## START Records for processing

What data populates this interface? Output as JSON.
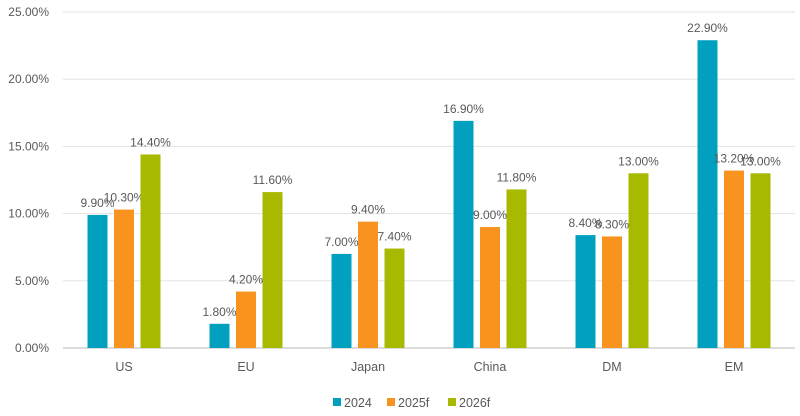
{
  "chart_data": {
    "type": "bar",
    "categories": [
      "US",
      "EU",
      "Japan",
      "China",
      "DM",
      "EM"
    ],
    "series": [
      {
        "name": "2024",
        "color": "#00A0BE",
        "values": [
          9.9,
          1.8,
          7.0,
          16.9,
          8.4,
          22.9
        ],
        "labels": [
          "9.90%",
          "1.80%",
          "7.00%",
          "16.90%",
          "8.40%",
          "22.90%"
        ]
      },
      {
        "name": "2025f",
        "color": "#F7931E",
        "values": [
          10.3,
          4.2,
          9.4,
          9.0,
          8.3,
          13.2
        ],
        "labels": [
          "10.30%",
          "4.20%",
          "9.40%",
          "9.00%",
          "8.30%",
          "13.20%"
        ]
      },
      {
        "name": "2026f",
        "color": "#A8BA00",
        "values": [
          14.4,
          11.6,
          7.4,
          11.8,
          13.0,
          13.0
        ],
        "labels": [
          "14.40%",
          "11.60%",
          "7.40%",
          "11.80%",
          "13.00%",
          "13.00%"
        ]
      }
    ],
    "ylim": [
      0,
      25
    ],
    "yticks": [
      "0.00%",
      "5.00%",
      "10.00%",
      "15.00%",
      "20.00%",
      "25.00%"
    ],
    "grid": true,
    "legend_position": "bottom",
    "title": "",
    "xlabel": "",
    "ylabel": ""
  }
}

## END Records for processing

#### Stated task:
Identify every line above with the string "color" in it. Copy those lines.

#### Answer to the task:
        "color": "#00A0BE",
        "color": "#F7931E",
        "color": "#A8BA00",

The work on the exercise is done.